THE EXERCISE> Check each line of the data below for the word "ветром", then extract the ones that have it.

EXCERPTED RECORDS>
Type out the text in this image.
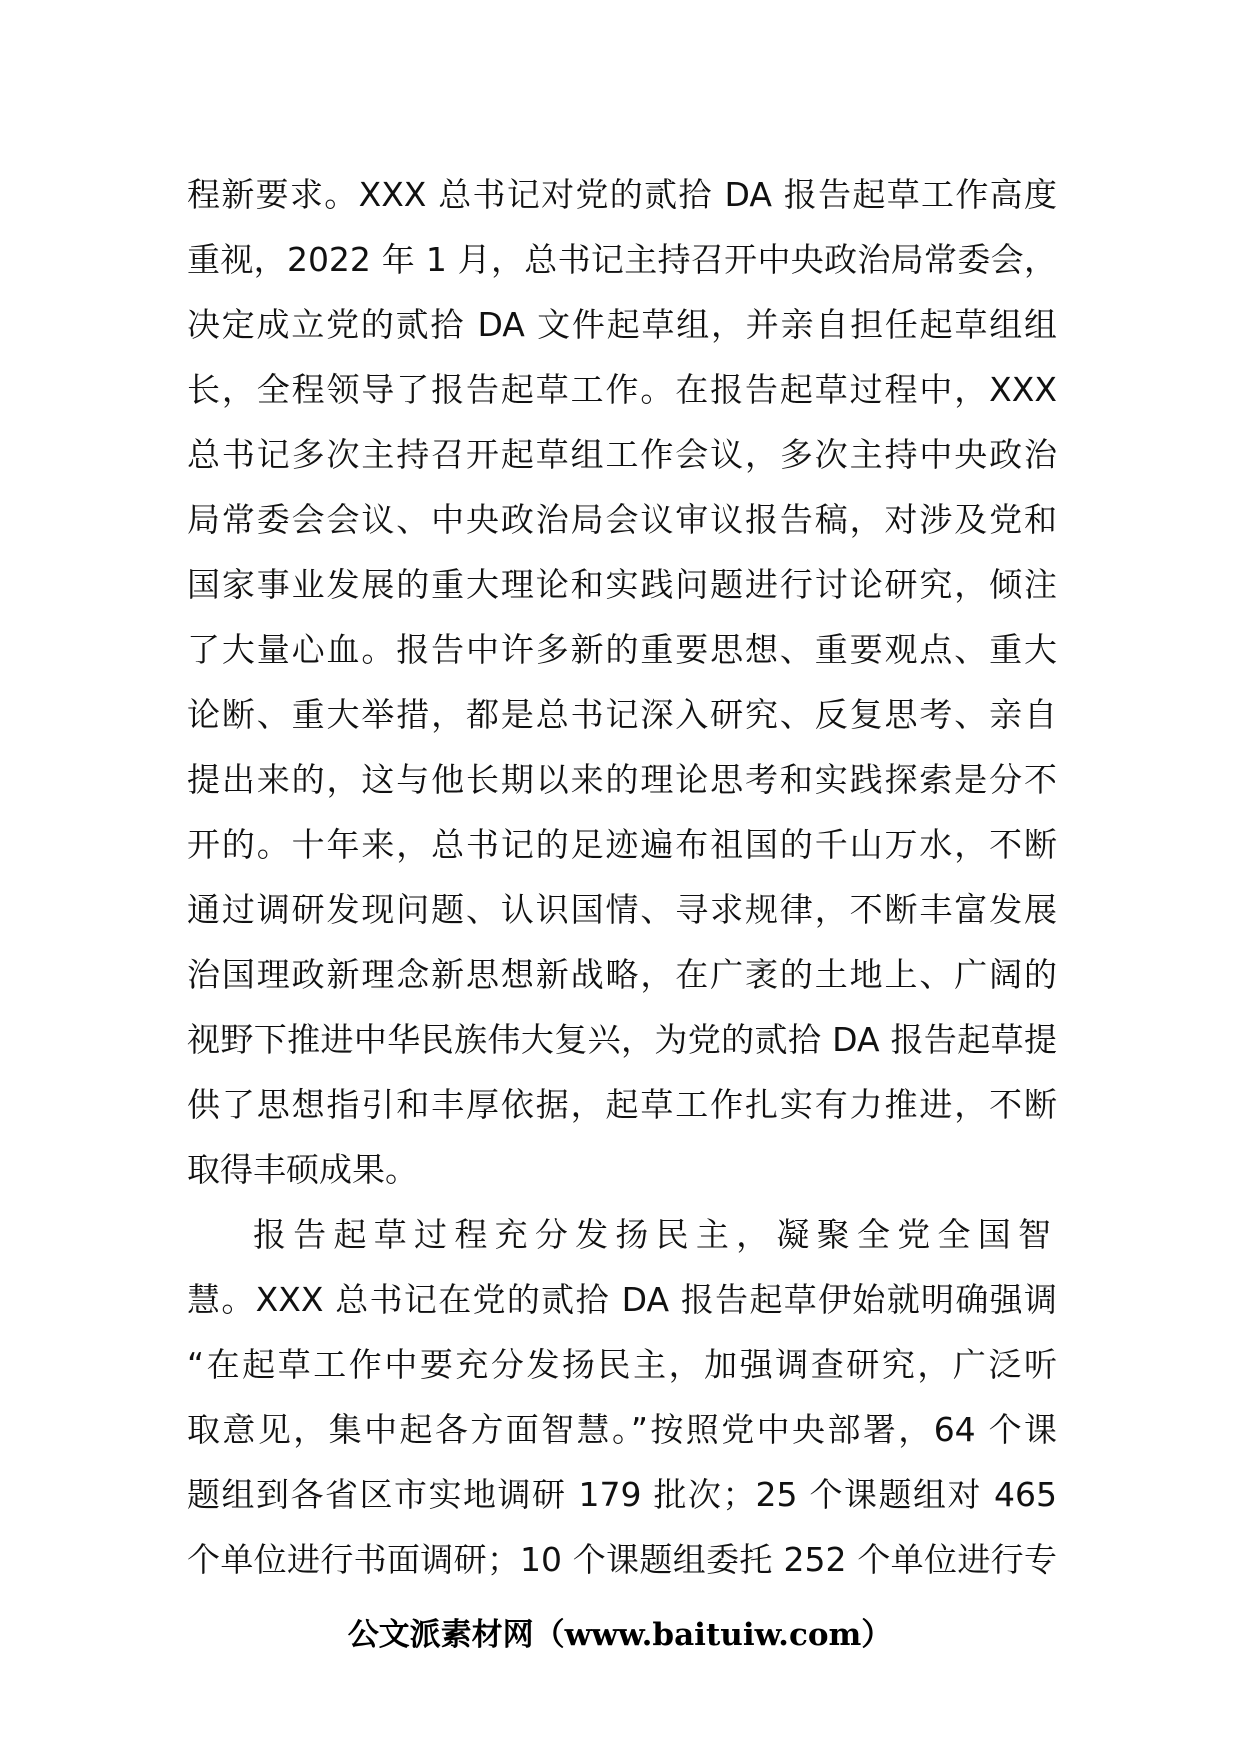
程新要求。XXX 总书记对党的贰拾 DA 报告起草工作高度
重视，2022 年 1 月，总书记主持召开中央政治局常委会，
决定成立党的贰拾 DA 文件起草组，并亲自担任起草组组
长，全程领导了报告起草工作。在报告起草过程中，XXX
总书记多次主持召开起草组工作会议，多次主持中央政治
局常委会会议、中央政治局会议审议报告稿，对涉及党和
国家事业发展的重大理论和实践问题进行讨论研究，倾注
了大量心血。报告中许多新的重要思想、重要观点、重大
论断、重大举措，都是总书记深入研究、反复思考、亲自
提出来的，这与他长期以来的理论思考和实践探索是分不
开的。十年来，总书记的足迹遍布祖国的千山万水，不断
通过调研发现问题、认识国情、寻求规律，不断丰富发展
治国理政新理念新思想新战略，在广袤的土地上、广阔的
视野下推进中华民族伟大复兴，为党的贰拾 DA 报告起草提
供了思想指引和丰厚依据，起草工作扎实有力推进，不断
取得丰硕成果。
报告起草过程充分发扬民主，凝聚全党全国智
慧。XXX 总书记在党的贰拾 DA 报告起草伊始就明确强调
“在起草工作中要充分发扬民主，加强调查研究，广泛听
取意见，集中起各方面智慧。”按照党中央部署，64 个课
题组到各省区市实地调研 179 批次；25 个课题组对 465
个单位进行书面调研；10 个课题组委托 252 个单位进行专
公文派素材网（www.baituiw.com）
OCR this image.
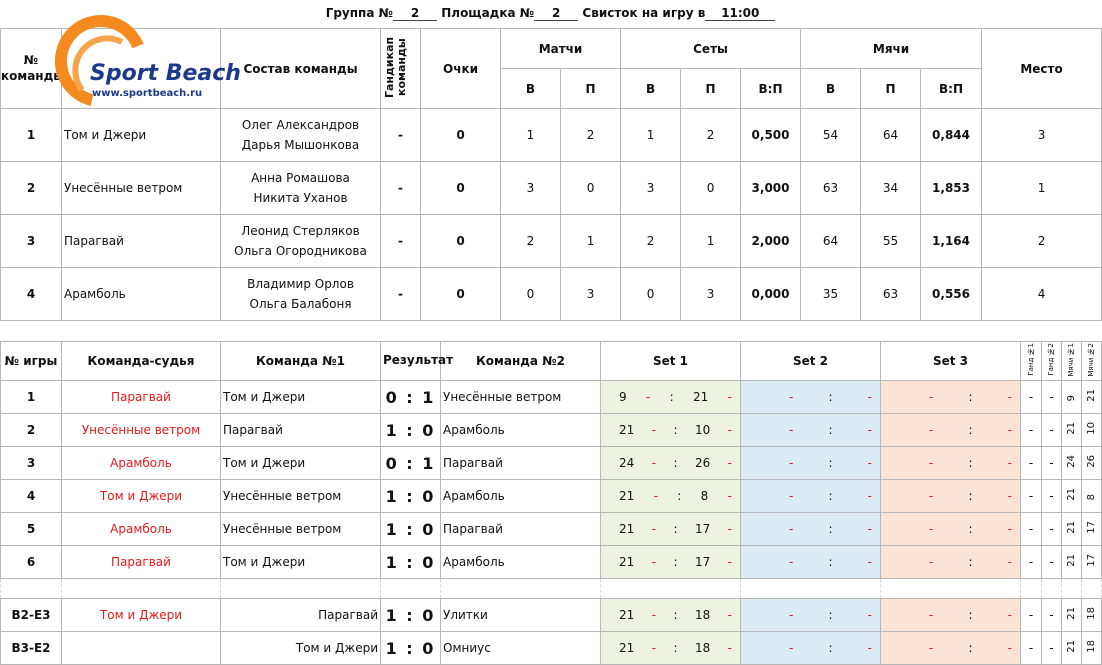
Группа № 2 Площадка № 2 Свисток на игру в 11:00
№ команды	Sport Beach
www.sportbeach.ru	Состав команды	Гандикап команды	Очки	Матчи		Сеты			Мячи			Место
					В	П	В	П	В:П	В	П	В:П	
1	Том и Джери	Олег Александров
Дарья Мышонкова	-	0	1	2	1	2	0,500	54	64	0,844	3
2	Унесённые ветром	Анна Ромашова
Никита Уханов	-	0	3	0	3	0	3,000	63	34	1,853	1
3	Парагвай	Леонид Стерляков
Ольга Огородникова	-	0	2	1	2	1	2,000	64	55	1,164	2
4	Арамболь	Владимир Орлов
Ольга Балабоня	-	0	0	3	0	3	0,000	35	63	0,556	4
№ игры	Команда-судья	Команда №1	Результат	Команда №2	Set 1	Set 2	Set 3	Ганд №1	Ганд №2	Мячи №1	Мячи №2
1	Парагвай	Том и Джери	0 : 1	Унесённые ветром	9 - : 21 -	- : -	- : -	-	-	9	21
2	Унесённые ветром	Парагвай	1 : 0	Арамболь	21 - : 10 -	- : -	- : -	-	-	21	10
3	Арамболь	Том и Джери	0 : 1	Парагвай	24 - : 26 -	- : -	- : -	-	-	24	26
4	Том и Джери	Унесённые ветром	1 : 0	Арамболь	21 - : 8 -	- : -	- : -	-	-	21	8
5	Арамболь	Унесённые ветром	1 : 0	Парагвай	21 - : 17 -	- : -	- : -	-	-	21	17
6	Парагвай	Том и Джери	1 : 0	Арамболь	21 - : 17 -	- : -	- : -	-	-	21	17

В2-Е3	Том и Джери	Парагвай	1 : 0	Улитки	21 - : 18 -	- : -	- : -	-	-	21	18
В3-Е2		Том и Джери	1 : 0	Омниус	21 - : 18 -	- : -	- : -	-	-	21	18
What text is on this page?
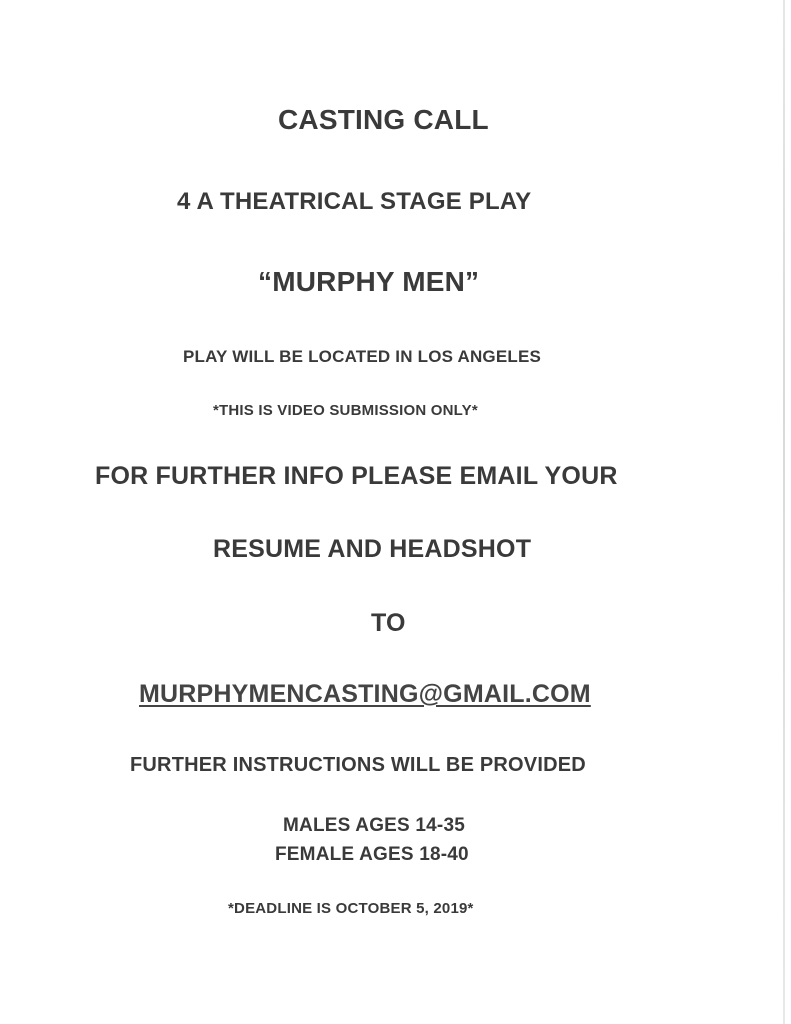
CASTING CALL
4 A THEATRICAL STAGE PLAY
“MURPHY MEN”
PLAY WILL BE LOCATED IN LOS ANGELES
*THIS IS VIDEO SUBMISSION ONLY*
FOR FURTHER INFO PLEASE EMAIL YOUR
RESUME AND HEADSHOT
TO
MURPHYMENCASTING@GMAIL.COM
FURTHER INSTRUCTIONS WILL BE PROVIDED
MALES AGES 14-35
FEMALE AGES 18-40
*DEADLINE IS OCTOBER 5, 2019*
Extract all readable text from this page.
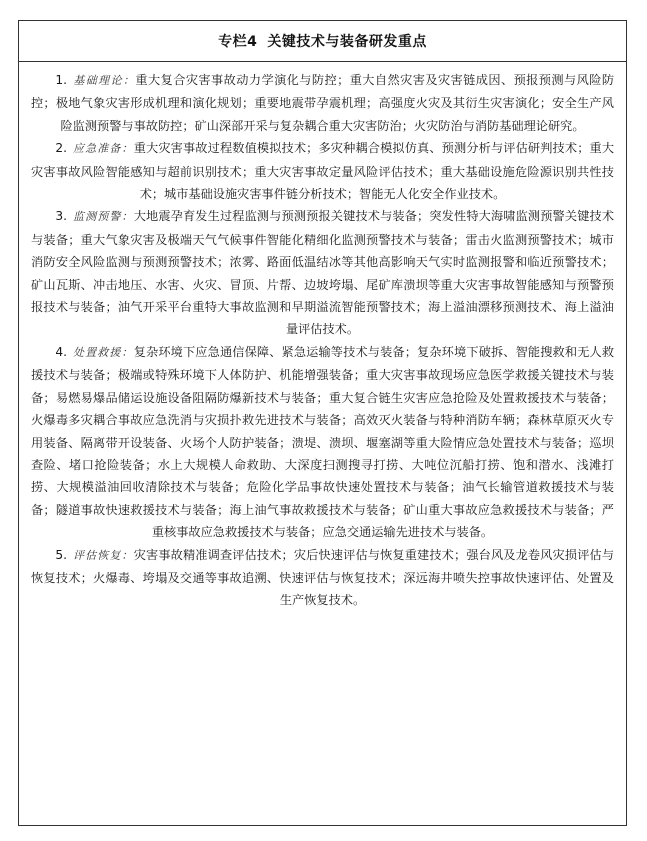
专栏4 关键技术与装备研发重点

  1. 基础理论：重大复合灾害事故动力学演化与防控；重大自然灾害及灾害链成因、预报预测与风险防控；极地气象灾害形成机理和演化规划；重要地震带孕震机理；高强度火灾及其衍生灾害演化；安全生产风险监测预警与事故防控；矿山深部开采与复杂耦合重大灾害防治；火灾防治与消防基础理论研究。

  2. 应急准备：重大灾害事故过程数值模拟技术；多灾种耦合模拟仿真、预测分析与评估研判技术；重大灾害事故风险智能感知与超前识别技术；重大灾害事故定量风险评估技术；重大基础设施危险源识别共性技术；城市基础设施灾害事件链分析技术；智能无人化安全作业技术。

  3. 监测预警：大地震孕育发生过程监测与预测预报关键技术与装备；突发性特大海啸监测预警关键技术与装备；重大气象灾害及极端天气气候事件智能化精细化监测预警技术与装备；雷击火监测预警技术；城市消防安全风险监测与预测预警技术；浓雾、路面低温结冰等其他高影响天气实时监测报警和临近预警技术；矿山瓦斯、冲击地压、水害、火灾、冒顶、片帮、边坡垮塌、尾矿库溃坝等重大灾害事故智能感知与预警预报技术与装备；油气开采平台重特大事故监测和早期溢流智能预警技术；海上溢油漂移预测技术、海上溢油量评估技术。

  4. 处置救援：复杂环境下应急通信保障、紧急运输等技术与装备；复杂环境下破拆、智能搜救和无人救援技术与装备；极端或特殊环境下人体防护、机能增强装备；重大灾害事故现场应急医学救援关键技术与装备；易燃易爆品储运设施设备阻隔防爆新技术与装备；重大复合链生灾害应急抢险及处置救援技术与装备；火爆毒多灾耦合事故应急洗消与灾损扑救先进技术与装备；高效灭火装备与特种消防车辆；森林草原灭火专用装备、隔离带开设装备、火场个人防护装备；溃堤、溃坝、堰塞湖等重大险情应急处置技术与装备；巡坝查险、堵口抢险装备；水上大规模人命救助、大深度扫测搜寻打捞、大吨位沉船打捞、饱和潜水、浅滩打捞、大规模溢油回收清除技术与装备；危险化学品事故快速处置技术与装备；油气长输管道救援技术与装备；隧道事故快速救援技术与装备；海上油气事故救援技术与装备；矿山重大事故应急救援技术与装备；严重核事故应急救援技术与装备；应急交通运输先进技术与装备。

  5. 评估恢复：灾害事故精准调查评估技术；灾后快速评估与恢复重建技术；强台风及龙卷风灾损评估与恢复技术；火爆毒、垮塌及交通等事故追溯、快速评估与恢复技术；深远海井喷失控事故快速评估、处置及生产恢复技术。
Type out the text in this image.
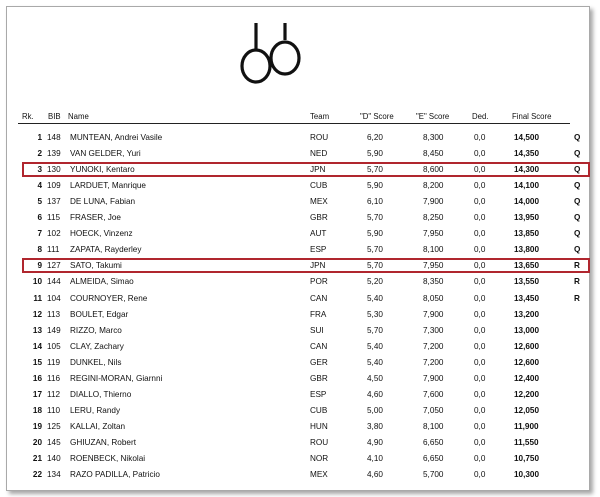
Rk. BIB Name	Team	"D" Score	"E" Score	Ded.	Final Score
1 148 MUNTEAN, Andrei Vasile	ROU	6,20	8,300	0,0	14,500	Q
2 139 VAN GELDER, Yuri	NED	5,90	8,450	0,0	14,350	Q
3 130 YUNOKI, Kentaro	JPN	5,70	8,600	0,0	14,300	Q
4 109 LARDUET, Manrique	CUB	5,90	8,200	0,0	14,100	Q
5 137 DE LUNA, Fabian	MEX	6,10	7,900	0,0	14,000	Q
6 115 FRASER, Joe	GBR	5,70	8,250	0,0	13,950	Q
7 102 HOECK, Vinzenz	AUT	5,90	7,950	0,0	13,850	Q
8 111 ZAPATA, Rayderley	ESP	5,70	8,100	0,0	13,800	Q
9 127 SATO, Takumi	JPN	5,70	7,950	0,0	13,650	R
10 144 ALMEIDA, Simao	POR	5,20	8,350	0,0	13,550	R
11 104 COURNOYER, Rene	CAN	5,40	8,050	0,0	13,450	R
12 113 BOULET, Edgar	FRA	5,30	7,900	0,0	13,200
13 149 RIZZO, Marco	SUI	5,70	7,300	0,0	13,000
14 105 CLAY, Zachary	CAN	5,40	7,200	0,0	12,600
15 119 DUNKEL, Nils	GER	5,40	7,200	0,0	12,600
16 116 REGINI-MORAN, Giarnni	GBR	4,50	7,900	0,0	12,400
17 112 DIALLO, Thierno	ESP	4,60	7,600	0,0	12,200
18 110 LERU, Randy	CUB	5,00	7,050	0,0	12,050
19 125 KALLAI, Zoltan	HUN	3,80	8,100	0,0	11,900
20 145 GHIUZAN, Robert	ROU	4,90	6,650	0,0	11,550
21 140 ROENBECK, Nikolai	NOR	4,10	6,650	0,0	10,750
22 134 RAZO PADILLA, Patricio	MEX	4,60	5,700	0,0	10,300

ANSWER TO THE EXERCISE>
2	Унесённые ветром	Анна Ромашова
1	Парагвай	Том и Джери	0 : 1	Унесённые ветром	9 - : 21 -	- : -	- : -	-	-	9	21
2	Унесённые ветром	Парагвай	1 : 0	Арамболь	21 - : 10 -	- : -	- : -	-	-	21	10
4	Том и Джери	Унесённые ветром	1 : 0	Арамболь	21 - : 8 -	- : -	- : -	-	-	21	8
5	Арамболь	Унесённые ветром	1 : 0	Парагвай	21 - : 17 -	- : -	- : -	-	-	21	17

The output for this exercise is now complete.